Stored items
-=-=-=-=-

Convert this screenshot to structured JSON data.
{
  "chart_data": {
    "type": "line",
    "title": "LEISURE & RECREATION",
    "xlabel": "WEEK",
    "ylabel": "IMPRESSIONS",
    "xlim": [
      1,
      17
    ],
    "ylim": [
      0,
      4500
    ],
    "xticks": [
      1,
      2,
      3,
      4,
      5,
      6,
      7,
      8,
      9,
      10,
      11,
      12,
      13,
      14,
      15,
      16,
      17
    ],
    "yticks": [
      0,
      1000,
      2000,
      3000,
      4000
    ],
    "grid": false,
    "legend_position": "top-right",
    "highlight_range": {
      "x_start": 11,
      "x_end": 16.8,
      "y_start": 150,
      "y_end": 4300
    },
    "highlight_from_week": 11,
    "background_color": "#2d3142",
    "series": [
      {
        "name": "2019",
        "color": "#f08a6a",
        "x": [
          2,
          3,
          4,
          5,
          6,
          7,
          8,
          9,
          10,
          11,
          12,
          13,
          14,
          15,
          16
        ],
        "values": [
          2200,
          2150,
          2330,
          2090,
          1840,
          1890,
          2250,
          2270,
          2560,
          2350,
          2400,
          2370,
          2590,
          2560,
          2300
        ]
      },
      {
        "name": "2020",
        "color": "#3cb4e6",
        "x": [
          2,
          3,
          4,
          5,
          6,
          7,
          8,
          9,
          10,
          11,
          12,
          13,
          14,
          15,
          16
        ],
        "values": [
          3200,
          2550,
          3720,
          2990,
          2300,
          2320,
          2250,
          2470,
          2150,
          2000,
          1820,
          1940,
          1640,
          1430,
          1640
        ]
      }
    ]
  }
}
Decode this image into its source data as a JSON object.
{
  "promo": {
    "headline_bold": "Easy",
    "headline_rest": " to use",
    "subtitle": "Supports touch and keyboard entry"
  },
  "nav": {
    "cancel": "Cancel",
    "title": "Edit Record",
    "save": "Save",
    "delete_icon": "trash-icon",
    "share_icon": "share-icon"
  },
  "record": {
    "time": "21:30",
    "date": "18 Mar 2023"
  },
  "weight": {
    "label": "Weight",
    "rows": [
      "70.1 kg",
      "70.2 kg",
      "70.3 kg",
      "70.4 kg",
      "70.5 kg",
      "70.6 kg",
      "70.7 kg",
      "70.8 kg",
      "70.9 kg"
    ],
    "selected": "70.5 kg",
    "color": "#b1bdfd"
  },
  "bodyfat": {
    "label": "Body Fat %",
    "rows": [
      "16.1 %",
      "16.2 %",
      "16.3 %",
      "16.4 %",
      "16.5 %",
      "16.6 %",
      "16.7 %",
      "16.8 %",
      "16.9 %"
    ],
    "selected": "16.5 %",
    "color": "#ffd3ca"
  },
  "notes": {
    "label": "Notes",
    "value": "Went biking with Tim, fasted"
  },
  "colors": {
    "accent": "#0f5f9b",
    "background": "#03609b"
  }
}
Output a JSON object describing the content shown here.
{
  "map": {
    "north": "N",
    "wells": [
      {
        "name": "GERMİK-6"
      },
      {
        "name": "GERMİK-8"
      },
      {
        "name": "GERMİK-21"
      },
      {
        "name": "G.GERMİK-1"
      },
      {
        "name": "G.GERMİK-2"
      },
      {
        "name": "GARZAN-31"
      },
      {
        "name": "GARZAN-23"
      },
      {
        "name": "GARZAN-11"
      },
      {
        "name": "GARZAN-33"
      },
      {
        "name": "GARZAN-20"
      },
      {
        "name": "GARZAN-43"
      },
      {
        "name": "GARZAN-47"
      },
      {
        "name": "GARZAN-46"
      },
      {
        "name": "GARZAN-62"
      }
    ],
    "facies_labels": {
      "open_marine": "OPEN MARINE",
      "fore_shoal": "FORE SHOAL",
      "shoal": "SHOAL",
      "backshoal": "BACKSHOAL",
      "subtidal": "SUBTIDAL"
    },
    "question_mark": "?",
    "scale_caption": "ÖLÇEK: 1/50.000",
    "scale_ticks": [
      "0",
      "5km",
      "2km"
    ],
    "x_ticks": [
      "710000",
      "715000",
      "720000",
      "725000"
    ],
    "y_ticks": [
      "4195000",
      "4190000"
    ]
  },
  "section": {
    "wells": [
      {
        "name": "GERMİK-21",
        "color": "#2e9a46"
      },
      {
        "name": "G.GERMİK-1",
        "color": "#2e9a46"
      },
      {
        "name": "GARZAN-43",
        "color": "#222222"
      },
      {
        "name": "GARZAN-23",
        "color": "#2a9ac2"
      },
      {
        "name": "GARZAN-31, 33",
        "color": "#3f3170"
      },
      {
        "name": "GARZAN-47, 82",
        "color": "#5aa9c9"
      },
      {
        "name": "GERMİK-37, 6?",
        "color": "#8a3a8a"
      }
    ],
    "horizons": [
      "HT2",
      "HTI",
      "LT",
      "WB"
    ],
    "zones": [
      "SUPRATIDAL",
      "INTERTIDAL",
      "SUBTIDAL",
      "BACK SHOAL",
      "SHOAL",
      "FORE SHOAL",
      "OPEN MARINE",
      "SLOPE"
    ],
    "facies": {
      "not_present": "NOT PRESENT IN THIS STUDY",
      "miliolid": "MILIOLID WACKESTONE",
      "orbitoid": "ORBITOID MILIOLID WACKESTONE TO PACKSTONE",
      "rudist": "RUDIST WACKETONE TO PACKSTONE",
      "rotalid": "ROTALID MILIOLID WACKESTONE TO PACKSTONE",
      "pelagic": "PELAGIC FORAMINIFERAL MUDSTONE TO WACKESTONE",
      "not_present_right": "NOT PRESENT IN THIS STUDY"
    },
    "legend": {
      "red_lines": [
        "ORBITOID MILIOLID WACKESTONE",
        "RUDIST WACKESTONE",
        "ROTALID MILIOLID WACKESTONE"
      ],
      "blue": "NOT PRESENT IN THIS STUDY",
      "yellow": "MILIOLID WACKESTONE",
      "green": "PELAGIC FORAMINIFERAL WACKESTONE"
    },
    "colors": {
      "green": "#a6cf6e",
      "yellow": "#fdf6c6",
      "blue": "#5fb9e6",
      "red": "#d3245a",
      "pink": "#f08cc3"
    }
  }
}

-=-=-=-=-

OBJECTIVE »
Copy out every line holding the string "STUDY".

COMPLETED TASK »
      "not_present": "NOT PRESENT IN THIS STUDY",
      "not_present_right": "NOT PRESENT IN THIS STUDY"
      "blue": "NOT PRESENT IN THIS STUDY",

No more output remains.